• _WHAT YOU HAVE TO DO_: Reproduce the entries below in full, word for word.

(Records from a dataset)
******************************

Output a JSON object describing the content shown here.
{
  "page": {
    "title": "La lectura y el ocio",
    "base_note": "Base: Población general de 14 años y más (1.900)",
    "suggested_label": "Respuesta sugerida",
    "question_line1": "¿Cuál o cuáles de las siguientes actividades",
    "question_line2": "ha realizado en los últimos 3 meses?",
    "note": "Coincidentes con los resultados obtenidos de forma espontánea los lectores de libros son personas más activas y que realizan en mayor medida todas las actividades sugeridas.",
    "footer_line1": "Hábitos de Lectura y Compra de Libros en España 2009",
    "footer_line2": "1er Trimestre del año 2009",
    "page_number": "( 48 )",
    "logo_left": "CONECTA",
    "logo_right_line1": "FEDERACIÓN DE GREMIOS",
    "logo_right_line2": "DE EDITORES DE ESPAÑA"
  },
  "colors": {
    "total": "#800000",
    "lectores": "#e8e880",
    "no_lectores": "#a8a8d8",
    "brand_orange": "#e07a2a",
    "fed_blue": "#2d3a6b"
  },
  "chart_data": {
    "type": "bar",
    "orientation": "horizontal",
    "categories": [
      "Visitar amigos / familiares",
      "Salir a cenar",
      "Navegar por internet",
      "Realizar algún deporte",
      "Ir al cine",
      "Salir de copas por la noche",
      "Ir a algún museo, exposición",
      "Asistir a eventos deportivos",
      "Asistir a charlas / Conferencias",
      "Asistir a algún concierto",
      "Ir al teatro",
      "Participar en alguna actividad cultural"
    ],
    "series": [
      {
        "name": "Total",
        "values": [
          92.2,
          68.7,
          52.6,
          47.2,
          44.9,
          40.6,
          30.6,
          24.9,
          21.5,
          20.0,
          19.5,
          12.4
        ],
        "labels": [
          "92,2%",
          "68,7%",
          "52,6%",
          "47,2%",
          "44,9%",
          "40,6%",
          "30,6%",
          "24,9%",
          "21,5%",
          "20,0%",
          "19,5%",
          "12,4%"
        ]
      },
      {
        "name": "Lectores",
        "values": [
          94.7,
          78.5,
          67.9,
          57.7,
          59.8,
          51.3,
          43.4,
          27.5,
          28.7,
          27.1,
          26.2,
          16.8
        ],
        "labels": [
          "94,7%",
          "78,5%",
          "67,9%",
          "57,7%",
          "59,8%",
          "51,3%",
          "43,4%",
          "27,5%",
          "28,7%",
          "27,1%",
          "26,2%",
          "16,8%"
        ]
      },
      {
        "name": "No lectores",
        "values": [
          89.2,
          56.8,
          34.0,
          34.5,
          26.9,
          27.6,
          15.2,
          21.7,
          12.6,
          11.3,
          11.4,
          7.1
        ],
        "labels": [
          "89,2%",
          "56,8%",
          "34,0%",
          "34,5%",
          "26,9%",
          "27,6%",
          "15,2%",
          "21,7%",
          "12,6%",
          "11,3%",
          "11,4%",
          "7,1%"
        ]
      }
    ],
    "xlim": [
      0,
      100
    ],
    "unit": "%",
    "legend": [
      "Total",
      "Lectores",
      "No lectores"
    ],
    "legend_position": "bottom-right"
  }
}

******************************

• _RESULT FOR THIS EXERCISE_:
Output a JSON object describing the content shown here.
{
  "page": {
    "title": "La lectura y el ocio",
    "base_note": "Base: Población general de 14 años y más (1.900)",
    "suggested_label": "Respuesta sugerida",
    "question_line1": "¿Cuál o cuáles de las siguientes actividades",
    "question_line2": "ha realizado en los últimos 3 meses?",
    "note": "Coincidentes con los resultados obtenidos de forma espontánea los lectores de libros son personas más activas y que realizan en mayor medida todas las actividades sugeridas.",
    "footer_line1": "Hábitos de Lectura y Compra de Libros en España 2009",
    "footer_line2": "1er Trimestre del año 2009",
    "page_number": "( 48 )",
    "logo_left": "CONECTA",
    "logo_right_line1": "FEDERACIÓN DE GREMIOS",
    "logo_right_line2": "DE EDITORES DE ESPAÑA"
  },
  "colors": {
    "total": "#800000",
    "lectores": "#e8e880",
    "no_lectores": "#a8a8d8",
    "brand_orange": "#e07a2a",
    "fed_blue": "#2d3a6b"
  },
  "chart_data": {
    "type": "bar",
    "orientation": "horizontal",
    "categories": [
      "Visitar amigos / familiares",
      "Salir a cenar",
      "Navegar por internet",
      "Realizar algún deporte",
      "Ir al cine",
      "Salir de copas por la noche",
      "Ir a algún museo, exposición",
      "Asistir a eventos deportivos",
      "Asistir a charlas / Conferencias",
      "Asistir a algún concierto",
      "Ir al teatro",
      "Participar en alguna actividad cultural"
    ],
    "series": [
      {
        "name": "Total",
        "values": [
          92.2,
          68.7,
          52.6,
          47.2,
          44.9,
          40.6,
          30.6,
          24.9,
          21.5,
          20.0,
          19.5,
          12.4
        ],
        "labels": [
          "92,2%",
          "68,7%",
          "52,6%",
          "47,2%",
          "44,9%",
          "40,6%",
          "30,6%",
          "24,9%",
          "21,5%",
          "20,0%",
          "19,5%",
          "12,4%"
        ]
      },
      {
        "name": "Lectores",
        "values": [
          94.7,
          78.5,
          67.9,
          57.7,
          59.8,
          51.3,
          43.4,
          27.5,
          28.7,
          27.1,
          26.2,
          16.8
        ],
        "labels": [
          "94,7%",
          "78,5%",
          "67,9%",
          "57,7%",
          "59,8%",
          "51,3%",
          "43,4%",
          "27,5%",
          "28,7%",
          "27,1%",
          "26,2%",
          "16,8%"
        ]
      },
      {
        "name": "No lectores",
        "values": [
          89.2,
          56.8,
          34.0,
          34.5,
          26.9,
          27.6,
          15.2,
          21.7,
          12.6,
          11.3,
          11.4,
          7.1
        ],
        "labels": [
          "89,2%",
          "56,8%",
          "34,0%",
          "34,5%",
          "26,9%",
          "27,6%",
          "15,2%",
          "21,7%",
          "12,6%",
          "11,3%",
          "11,4%",
          "7,1%"
        ]
      }
    ],
    "xlim": [
      0,
      100
    ],
    "unit": "%",
    "legend": [
      "Total",
      "Lectores",
      "No lectores"
    ],
    "legend_position": "bottom-right"
  }
}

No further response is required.